Data entries:
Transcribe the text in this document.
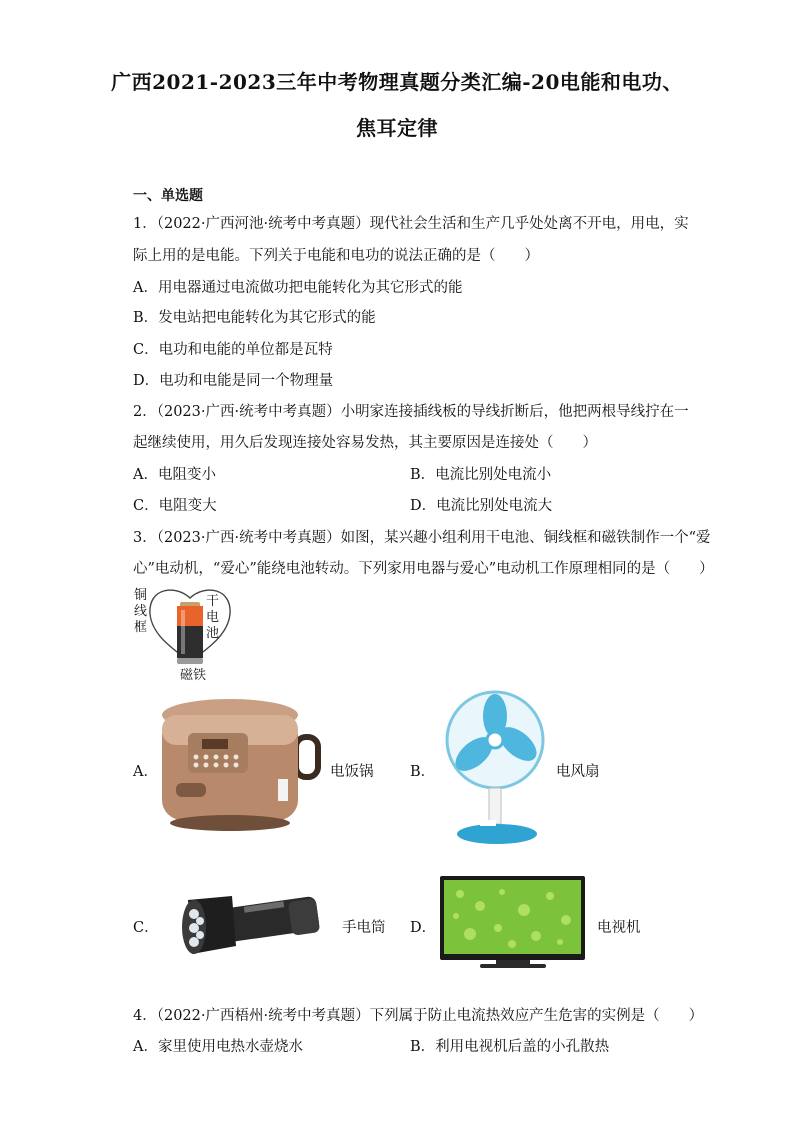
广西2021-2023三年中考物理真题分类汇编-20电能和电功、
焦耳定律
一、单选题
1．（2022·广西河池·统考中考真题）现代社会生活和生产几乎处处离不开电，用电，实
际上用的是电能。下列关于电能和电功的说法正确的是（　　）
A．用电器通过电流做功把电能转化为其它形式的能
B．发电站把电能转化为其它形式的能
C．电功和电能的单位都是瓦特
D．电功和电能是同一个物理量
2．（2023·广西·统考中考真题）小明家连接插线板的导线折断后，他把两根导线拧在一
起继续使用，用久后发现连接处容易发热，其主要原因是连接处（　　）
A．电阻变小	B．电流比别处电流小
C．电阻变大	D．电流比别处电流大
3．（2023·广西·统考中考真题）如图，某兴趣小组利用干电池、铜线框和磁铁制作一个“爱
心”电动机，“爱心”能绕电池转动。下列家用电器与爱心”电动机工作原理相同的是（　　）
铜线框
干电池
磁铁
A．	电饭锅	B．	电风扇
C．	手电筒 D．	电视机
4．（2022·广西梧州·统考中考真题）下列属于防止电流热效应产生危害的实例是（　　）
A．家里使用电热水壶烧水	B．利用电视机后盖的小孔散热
* * *
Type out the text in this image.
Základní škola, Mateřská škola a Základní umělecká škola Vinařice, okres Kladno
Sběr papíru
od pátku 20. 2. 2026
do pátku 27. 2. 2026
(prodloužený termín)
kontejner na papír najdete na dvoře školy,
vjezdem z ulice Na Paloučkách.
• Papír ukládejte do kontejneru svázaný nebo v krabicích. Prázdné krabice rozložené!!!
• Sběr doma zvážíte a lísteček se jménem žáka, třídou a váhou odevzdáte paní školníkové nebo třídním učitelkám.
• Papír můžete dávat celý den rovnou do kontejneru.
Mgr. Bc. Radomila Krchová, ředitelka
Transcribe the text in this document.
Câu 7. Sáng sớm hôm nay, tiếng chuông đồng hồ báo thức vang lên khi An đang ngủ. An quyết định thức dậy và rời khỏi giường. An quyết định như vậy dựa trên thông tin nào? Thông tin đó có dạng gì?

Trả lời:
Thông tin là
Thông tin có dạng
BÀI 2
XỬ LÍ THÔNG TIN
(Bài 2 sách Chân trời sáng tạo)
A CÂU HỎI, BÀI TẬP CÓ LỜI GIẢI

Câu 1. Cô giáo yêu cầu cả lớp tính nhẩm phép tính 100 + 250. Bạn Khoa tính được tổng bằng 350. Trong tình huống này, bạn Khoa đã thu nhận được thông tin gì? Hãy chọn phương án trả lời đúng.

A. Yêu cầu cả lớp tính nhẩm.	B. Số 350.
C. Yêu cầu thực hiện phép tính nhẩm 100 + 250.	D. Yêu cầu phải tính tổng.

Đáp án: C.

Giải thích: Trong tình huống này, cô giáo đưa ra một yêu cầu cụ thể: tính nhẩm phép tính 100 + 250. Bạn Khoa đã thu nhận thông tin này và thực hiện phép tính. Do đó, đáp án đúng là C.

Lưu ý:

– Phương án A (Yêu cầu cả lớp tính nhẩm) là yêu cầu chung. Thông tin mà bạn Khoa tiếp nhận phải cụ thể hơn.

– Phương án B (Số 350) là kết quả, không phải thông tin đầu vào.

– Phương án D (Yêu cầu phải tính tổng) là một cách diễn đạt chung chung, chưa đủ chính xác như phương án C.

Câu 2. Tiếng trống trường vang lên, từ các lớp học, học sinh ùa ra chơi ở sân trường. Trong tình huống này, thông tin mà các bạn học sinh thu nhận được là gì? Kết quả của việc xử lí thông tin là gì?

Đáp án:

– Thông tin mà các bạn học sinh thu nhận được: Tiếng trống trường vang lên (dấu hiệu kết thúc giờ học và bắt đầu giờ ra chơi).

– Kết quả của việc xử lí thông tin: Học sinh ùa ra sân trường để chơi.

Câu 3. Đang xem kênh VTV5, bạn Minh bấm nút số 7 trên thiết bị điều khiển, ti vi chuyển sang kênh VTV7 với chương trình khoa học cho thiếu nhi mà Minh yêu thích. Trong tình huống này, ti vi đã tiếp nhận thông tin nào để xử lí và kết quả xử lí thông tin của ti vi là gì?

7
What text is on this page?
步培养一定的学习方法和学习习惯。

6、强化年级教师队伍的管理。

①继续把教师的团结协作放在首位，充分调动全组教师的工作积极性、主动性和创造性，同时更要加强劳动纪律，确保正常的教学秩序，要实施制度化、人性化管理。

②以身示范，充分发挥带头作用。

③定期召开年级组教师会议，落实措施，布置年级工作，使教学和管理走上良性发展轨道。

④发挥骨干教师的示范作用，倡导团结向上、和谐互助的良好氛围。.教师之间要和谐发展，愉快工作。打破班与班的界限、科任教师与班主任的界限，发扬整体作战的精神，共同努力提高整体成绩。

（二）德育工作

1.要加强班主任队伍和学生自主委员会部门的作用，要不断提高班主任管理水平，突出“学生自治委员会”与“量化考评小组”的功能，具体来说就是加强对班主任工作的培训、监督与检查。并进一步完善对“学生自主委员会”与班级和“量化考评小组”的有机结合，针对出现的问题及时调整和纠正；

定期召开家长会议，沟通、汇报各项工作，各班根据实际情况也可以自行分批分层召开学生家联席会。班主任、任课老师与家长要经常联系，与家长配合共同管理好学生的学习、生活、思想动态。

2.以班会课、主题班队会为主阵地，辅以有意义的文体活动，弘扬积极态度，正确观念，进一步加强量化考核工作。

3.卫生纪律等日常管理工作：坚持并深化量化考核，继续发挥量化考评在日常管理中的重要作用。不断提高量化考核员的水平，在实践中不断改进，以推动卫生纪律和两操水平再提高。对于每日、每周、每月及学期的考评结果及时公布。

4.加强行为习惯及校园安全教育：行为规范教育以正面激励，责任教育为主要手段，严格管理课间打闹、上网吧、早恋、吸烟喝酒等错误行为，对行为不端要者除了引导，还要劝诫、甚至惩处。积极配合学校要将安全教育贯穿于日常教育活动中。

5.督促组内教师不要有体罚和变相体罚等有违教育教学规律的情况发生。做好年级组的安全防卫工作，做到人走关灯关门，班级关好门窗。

Task to carry out:
From the listing above, collect each line in which the string "chơi" appears.

Full output:
Câu 2. Tiếng trống trường vang lên, từ các lớp học, học sinh ùa ra chơi ở sân trường. Trong tình huống này, thông tin mà các bạn học sinh thu nhận được là gì? Kết quả của việc xử lí thông tin là gì?
– Thông tin mà các bạn học sinh thu nhận được: Tiếng trống trường vang lên (dấu hiệu kết thúc giờ học và bắt đầu giờ ra chơi).
– Kết quả của việc xử lí thông tin: Học sinh ùa ra sân trường để chơi.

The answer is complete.